**Instructions for the task:** Transcribe the data in full and exactly, omitting any pictures.

**Data excerpts:**
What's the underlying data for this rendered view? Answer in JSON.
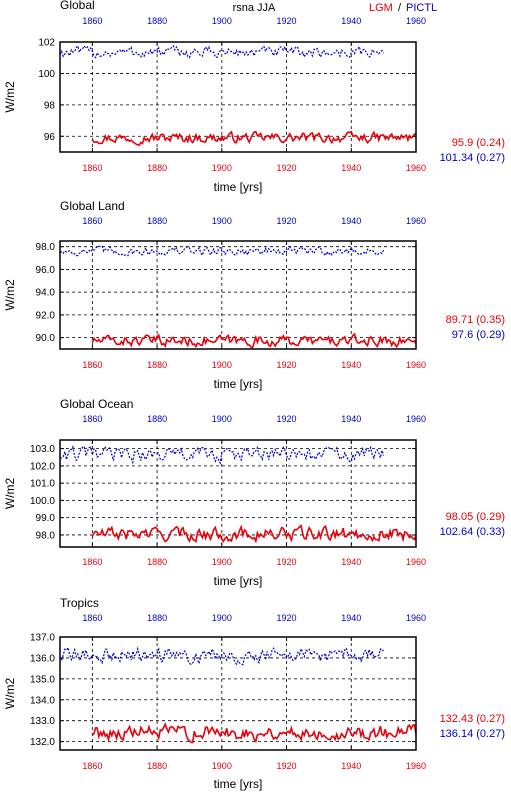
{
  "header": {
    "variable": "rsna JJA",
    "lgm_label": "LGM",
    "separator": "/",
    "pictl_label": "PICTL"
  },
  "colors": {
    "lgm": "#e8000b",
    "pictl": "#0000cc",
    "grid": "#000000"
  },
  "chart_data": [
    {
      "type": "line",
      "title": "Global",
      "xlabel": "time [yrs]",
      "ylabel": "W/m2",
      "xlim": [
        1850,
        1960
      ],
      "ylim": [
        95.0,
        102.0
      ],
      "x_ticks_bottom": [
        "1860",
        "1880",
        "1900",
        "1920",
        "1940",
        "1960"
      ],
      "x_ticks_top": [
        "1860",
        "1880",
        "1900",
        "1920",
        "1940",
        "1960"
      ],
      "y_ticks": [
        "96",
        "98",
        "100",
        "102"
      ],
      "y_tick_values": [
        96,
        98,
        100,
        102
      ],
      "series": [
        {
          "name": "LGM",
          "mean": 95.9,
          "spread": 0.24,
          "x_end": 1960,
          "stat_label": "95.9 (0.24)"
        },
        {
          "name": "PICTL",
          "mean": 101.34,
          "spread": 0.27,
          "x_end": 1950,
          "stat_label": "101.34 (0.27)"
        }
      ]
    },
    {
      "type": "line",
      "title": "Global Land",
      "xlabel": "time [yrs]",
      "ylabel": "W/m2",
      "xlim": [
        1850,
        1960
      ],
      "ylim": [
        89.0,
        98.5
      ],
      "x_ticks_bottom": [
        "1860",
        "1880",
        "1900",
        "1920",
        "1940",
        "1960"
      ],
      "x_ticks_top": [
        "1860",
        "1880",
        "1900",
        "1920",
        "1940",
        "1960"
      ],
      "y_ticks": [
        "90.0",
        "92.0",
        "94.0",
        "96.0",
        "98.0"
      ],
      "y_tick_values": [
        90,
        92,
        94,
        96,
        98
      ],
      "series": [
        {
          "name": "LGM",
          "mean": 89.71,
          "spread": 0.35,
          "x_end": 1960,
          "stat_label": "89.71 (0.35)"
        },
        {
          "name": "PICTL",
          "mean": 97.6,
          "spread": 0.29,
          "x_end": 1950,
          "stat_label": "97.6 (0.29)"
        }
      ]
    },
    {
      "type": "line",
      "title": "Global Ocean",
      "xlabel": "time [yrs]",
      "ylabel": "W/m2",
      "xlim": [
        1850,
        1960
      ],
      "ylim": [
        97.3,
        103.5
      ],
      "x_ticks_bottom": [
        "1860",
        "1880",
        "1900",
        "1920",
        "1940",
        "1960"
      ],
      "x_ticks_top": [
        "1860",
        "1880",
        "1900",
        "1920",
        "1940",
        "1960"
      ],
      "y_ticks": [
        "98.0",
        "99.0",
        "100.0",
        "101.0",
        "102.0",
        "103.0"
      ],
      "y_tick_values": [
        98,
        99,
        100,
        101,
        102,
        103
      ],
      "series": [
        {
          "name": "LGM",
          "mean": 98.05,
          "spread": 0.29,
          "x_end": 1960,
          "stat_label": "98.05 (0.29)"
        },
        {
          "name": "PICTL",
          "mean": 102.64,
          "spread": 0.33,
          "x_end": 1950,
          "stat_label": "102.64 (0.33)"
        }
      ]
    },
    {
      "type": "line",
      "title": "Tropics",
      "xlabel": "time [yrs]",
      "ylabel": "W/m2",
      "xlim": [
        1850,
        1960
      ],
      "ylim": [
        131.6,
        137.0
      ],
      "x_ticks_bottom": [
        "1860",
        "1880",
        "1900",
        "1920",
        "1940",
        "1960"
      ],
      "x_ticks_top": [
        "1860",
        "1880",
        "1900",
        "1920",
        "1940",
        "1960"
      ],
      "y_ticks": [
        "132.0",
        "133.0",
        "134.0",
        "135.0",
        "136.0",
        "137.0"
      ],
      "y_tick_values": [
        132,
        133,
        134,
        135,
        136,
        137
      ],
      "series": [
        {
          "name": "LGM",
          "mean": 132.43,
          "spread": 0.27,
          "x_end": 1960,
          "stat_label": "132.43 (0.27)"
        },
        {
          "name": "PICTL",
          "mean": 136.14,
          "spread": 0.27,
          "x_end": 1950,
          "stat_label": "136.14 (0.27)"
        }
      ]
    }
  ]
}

**Result of the exercise:**
What's the underlying data for this rendered view? Answer in JSON.
{
  "header": {
    "variable": "rsna JJA",
    "lgm_label": "LGM",
    "separator": "/",
    "pictl_label": "PICTL"
  },
  "colors": {
    "lgm": "#e8000b",
    "pictl": "#0000cc",
    "grid": "#000000"
  },
  "chart_data": [
    {
      "type": "line",
      "title": "Global",
      "xlabel": "time [yrs]",
      "ylabel": "W/m2",
      "xlim": [
        1850,
        1960
      ],
      "ylim": [
        95.0,
        102.0
      ],
      "x_ticks_bottom": [
        "1860",
        "1880",
        "1900",
        "1920",
        "1940",
        "1960"
      ],
      "x_ticks_top": [
        "1860",
        "1880",
        "1900",
        "1920",
        "1940",
        "1960"
      ],
      "y_ticks": [
        "96",
        "98",
        "100",
        "102"
      ],
      "y_tick_values": [
        96,
        98,
        100,
        102
      ],
      "series": [
        {
          "name": "LGM",
          "mean": 95.9,
          "spread": 0.24,
          "x_end": 1960,
          "stat_label": "95.9 (0.24)"
        },
        {
          "name": "PICTL",
          "mean": 101.34,
          "spread": 0.27,
          "x_end": 1950,
          "stat_label": "101.34 (0.27)"
        }
      ]
    },
    {
      "type": "line",
      "title": "Global Land",
      "xlabel": "time [yrs]",
      "ylabel": "W/m2",
      "xlim": [
        1850,
        1960
      ],
      "ylim": [
        89.0,
        98.5
      ],
      "x_ticks_bottom": [
        "1860",
        "1880",
        "1900",
        "1920",
        "1940",
        "1960"
      ],
      "x_ticks_top": [
        "1860",
        "1880",
        "1900",
        "1920",
        "1940",
        "1960"
      ],
      "y_ticks": [
        "90.0",
        "92.0",
        "94.0",
        "96.0",
        "98.0"
      ],
      "y_tick_values": [
        90,
        92,
        94,
        96,
        98
      ],
      "series": [
        {
          "name": "LGM",
          "mean": 89.71,
          "spread": 0.35,
          "x_end": 1960,
          "stat_label": "89.71 (0.35)"
        },
        {
          "name": "PICTL",
          "mean": 97.6,
          "spread": 0.29,
          "x_end": 1950,
          "stat_label": "97.6 (0.29)"
        }
      ]
    },
    {
      "type": "line",
      "title": "Global Ocean",
      "xlabel": "time [yrs]",
      "ylabel": "W/m2",
      "xlim": [
        1850,
        1960
      ],
      "ylim": [
        97.3,
        103.5
      ],
      "x_ticks_bottom": [
        "1860",
        "1880",
        "1900",
        "1920",
        "1940",
        "1960"
      ],
      "x_ticks_top": [
        "1860",
        "1880",
        "1900",
        "1920",
        "1940",
        "1960"
      ],
      "y_ticks": [
        "98.0",
        "99.0",
        "100.0",
        "101.0",
        "102.0",
        "103.0"
      ],
      "y_tick_values": [
        98,
        99,
        100,
        101,
        102,
        103
      ],
      "series": [
        {
          "name": "LGM",
          "mean": 98.05,
          "spread": 0.29,
          "x_end": 1960,
          "stat_label": "98.05 (0.29)"
        },
        {
          "name": "PICTL",
          "mean": 102.64,
          "spread": 0.33,
          "x_end": 1950,
          "stat_label": "102.64 (0.33)"
        }
      ]
    },
    {
      "type": "line",
      "title": "Tropics",
      "xlabel": "time [yrs]",
      "ylabel": "W/m2",
      "xlim": [
        1850,
        1960
      ],
      "ylim": [
        131.6,
        137.0
      ],
      "x_ticks_bottom": [
        "1860",
        "1880",
        "1900",
        "1920",
        "1940",
        "1960"
      ],
      "x_ticks_top": [
        "1860",
        "1880",
        "1900",
        "1920",
        "1940",
        "1960"
      ],
      "y_ticks": [
        "132.0",
        "133.0",
        "134.0",
        "135.0",
        "136.0",
        "137.0"
      ],
      "y_tick_values": [
        132,
        133,
        134,
        135,
        136,
        137
      ],
      "series": [
        {
          "name": "LGM",
          "mean": 132.43,
          "spread": 0.27,
          "x_end": 1960,
          "stat_label": "132.43 (0.27)"
        },
        {
          "name": "PICTL",
          "mean": 136.14,
          "spread": 0.27,
          "x_end": 1950,
          "stat_label": "136.14 (0.27)"
        }
      ]
    }
  ]
}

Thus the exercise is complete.